→ What you will do: Search the material below for the word "Systems" and copy every line in which it occurs.
-- Start Extracted records --
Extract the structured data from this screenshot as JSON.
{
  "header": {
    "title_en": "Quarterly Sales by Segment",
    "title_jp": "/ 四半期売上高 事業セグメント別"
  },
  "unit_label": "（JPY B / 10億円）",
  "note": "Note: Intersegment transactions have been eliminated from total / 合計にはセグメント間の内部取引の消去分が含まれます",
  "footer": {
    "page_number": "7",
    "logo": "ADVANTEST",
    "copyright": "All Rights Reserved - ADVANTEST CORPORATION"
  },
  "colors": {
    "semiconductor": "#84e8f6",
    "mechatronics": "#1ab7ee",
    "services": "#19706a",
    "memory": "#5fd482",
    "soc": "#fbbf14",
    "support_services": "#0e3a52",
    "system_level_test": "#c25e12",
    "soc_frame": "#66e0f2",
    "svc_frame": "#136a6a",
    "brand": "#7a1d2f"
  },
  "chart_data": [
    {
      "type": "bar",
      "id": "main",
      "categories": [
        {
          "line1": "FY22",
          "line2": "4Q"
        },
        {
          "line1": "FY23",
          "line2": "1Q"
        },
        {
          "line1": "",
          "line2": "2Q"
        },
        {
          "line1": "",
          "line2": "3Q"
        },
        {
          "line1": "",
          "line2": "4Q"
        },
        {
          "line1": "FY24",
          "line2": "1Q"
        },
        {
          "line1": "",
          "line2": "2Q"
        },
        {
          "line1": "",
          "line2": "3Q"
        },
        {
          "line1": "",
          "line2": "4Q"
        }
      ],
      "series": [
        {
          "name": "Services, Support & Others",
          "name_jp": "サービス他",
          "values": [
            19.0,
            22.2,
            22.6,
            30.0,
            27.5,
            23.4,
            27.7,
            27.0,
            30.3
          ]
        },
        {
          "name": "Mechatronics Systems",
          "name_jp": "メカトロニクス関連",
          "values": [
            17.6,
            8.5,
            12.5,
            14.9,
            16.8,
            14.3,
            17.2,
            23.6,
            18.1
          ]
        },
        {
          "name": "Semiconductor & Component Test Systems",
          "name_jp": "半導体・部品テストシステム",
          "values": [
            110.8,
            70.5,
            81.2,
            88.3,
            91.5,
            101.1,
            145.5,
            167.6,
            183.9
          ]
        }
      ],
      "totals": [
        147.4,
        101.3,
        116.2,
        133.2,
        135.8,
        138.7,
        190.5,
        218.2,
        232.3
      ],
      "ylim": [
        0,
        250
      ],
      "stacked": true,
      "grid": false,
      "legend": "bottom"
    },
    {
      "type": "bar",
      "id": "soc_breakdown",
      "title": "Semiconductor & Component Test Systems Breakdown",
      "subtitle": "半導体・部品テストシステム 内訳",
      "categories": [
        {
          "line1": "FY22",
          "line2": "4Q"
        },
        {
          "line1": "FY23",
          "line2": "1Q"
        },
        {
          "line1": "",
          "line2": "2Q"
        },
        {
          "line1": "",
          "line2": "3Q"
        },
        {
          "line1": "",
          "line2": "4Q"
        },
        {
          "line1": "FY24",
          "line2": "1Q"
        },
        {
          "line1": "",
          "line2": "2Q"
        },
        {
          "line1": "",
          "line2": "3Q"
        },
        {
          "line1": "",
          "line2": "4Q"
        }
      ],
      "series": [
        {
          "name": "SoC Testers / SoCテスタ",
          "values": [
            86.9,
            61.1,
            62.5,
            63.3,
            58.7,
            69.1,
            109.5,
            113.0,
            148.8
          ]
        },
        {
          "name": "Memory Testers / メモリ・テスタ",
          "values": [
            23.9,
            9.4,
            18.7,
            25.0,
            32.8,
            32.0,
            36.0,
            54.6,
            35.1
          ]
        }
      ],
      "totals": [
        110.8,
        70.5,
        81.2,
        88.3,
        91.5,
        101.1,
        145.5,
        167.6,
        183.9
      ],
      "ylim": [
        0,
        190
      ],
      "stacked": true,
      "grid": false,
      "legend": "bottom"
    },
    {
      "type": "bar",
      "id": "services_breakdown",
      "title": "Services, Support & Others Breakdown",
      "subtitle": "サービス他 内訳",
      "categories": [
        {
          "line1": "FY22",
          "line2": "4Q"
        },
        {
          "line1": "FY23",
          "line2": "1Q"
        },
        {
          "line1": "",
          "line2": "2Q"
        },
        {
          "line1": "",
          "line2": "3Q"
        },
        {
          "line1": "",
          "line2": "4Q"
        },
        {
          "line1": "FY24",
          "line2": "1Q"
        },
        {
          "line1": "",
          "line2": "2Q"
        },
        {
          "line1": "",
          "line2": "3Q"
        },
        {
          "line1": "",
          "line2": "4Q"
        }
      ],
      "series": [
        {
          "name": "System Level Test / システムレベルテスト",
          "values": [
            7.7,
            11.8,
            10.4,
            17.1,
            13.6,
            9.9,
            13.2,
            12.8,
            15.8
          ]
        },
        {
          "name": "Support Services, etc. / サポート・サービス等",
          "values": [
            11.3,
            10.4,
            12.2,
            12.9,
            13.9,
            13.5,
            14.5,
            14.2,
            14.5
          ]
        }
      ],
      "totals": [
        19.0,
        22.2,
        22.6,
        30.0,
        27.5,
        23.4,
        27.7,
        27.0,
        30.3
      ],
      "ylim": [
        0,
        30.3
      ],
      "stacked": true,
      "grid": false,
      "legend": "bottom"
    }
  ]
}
-- End Extracted records --
-- Start Extracted records --
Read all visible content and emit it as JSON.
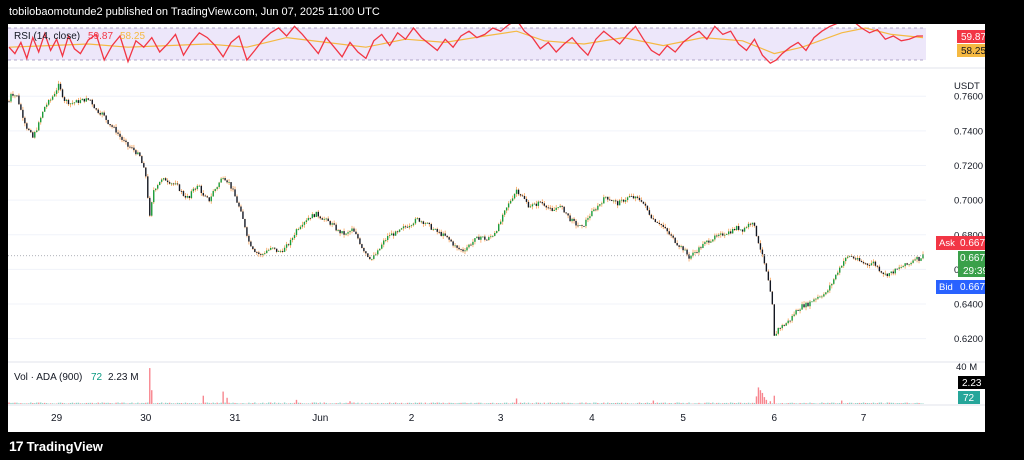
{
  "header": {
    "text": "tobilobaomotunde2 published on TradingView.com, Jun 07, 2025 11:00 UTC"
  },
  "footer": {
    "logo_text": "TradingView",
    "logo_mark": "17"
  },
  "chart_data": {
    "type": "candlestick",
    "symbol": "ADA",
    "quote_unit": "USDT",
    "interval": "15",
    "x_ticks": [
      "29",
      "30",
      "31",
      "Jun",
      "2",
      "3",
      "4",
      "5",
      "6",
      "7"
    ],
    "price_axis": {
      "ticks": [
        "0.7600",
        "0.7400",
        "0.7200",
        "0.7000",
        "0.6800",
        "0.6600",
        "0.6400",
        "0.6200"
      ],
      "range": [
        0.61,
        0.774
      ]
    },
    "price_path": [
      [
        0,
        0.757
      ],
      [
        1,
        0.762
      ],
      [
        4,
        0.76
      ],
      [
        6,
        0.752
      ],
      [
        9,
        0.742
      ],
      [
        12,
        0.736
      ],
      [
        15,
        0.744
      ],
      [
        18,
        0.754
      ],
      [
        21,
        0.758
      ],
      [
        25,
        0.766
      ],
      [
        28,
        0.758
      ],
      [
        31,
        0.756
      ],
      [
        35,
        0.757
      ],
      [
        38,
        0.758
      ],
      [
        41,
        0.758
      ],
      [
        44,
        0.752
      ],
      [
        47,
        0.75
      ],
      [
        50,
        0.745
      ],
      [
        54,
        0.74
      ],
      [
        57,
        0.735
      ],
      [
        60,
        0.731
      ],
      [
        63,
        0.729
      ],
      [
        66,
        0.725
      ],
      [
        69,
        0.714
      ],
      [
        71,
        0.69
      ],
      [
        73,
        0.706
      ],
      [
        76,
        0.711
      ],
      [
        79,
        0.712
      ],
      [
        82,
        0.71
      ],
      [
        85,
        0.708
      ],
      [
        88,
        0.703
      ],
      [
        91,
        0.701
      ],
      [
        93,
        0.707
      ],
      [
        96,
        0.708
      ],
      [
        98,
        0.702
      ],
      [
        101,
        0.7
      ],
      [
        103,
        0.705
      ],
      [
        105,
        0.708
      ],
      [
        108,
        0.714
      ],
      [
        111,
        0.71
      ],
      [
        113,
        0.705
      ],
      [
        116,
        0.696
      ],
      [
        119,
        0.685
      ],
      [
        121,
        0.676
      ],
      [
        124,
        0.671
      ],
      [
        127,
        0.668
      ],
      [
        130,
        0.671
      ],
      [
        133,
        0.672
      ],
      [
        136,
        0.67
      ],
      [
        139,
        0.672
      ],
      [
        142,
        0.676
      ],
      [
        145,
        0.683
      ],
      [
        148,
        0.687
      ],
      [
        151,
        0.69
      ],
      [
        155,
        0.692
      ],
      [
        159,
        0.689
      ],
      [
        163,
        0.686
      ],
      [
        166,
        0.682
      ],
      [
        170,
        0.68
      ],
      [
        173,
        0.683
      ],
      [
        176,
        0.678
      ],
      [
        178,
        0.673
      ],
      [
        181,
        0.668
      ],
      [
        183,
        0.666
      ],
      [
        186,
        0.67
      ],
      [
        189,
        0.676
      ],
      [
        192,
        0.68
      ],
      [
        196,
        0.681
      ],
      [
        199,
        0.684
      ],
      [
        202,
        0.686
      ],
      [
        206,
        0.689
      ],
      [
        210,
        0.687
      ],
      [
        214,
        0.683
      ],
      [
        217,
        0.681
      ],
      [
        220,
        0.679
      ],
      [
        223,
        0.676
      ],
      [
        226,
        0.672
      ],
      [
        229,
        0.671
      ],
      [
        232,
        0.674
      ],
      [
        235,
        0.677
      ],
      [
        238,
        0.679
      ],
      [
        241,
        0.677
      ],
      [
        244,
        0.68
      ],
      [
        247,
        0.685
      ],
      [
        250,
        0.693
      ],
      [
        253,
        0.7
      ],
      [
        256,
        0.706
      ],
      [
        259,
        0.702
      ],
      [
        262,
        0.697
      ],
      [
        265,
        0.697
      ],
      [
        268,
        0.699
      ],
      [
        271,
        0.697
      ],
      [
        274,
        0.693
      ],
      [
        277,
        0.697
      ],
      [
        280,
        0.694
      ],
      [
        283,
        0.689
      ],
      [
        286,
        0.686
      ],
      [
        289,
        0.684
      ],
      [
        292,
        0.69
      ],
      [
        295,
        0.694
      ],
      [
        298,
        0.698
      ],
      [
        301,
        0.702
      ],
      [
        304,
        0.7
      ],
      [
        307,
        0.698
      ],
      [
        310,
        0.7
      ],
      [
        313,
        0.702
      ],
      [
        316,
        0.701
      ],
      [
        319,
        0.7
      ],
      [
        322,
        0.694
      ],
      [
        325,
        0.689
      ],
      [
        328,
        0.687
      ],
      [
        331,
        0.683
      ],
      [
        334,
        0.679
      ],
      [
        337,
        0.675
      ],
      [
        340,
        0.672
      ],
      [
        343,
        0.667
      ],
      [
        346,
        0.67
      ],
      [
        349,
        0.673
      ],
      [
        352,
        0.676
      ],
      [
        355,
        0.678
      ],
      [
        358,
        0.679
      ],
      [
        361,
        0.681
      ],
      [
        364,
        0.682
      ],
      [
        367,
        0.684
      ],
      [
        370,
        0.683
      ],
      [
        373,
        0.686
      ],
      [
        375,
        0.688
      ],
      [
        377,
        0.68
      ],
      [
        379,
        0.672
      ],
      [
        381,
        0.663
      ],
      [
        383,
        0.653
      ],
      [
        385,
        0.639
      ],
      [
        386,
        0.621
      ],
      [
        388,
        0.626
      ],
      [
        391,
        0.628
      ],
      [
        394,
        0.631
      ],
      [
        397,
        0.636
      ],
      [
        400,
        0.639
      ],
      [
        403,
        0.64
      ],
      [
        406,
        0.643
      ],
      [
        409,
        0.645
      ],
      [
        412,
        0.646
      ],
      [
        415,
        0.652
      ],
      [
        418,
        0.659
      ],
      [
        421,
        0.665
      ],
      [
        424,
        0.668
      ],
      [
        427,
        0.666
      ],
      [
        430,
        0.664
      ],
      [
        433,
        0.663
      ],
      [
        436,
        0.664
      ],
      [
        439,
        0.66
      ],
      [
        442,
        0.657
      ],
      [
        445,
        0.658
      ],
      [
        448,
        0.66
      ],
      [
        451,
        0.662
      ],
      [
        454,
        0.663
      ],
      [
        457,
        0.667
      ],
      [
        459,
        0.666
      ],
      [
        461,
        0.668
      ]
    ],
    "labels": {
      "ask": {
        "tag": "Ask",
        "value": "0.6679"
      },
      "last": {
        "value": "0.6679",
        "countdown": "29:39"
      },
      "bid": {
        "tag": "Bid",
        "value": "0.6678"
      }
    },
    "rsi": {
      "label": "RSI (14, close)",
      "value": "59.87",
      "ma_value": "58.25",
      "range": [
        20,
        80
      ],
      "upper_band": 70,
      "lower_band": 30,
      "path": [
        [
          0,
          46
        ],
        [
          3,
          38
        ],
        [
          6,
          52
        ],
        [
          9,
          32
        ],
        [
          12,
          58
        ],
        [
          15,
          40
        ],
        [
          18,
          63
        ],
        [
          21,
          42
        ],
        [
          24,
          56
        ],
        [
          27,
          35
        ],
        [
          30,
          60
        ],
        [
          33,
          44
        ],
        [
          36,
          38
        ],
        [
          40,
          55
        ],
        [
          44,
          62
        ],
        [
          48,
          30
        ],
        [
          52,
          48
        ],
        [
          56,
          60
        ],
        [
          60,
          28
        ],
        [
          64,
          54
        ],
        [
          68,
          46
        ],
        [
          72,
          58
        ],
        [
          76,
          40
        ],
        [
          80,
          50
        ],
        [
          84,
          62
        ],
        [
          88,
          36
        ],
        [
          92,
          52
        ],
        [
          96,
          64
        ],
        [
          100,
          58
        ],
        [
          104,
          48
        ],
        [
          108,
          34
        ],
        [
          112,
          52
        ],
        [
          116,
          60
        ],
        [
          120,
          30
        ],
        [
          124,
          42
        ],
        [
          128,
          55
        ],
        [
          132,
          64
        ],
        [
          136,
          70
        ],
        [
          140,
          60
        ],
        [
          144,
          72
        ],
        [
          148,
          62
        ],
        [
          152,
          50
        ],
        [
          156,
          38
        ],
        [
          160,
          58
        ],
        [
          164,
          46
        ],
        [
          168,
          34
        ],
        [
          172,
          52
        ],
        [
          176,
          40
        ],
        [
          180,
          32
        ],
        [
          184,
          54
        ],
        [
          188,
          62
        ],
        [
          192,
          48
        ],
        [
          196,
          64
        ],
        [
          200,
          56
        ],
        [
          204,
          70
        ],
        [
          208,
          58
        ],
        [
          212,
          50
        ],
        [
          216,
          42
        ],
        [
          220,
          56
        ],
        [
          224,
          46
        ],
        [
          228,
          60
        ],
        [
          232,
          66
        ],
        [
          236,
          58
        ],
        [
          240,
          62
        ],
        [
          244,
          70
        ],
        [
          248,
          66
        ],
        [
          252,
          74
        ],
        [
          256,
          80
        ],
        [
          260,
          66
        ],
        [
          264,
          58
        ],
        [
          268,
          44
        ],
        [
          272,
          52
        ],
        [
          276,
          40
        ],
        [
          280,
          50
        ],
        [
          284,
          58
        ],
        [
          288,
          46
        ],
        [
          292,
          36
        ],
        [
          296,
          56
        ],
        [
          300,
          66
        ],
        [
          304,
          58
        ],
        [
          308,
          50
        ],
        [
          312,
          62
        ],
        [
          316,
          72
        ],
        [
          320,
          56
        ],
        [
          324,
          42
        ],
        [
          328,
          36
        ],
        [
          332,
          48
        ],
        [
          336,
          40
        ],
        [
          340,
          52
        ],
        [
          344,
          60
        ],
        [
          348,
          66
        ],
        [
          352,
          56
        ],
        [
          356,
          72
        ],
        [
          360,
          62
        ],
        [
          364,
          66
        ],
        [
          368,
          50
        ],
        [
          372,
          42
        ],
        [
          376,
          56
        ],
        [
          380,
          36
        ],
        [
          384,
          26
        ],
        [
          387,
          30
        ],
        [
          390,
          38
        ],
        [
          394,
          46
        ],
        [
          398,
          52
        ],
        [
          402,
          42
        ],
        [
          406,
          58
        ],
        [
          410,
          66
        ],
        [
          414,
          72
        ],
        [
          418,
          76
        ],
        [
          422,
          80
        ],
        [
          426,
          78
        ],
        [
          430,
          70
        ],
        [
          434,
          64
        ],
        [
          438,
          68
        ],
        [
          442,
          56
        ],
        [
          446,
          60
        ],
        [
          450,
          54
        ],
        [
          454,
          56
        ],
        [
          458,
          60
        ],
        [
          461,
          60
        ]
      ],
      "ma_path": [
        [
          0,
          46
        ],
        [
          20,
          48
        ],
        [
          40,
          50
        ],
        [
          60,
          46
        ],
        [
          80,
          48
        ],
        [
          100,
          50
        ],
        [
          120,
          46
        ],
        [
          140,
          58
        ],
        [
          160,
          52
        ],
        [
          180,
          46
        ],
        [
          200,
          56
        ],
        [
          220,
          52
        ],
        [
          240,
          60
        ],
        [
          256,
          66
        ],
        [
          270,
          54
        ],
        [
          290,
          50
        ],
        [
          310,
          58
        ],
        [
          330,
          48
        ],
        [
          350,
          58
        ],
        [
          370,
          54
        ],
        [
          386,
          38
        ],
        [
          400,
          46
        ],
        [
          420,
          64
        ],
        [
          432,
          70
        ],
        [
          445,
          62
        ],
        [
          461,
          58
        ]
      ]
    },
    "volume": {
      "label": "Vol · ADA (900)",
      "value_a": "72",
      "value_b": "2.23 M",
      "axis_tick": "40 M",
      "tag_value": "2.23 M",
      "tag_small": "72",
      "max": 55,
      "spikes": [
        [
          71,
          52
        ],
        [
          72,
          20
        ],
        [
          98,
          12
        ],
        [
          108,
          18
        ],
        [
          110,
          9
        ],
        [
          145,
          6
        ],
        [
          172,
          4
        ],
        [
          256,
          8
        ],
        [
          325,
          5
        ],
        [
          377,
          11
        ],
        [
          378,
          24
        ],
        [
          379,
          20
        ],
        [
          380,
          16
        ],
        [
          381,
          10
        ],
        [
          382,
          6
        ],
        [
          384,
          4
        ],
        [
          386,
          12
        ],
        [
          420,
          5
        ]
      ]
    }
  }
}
-- End Extracted records --
→ Written answer:
          "name": "Mechatronics Systems",
          "name": "Semiconductor & Component Test Systems",
      "title": "Semiconductor & Component Test Systems Breakdown",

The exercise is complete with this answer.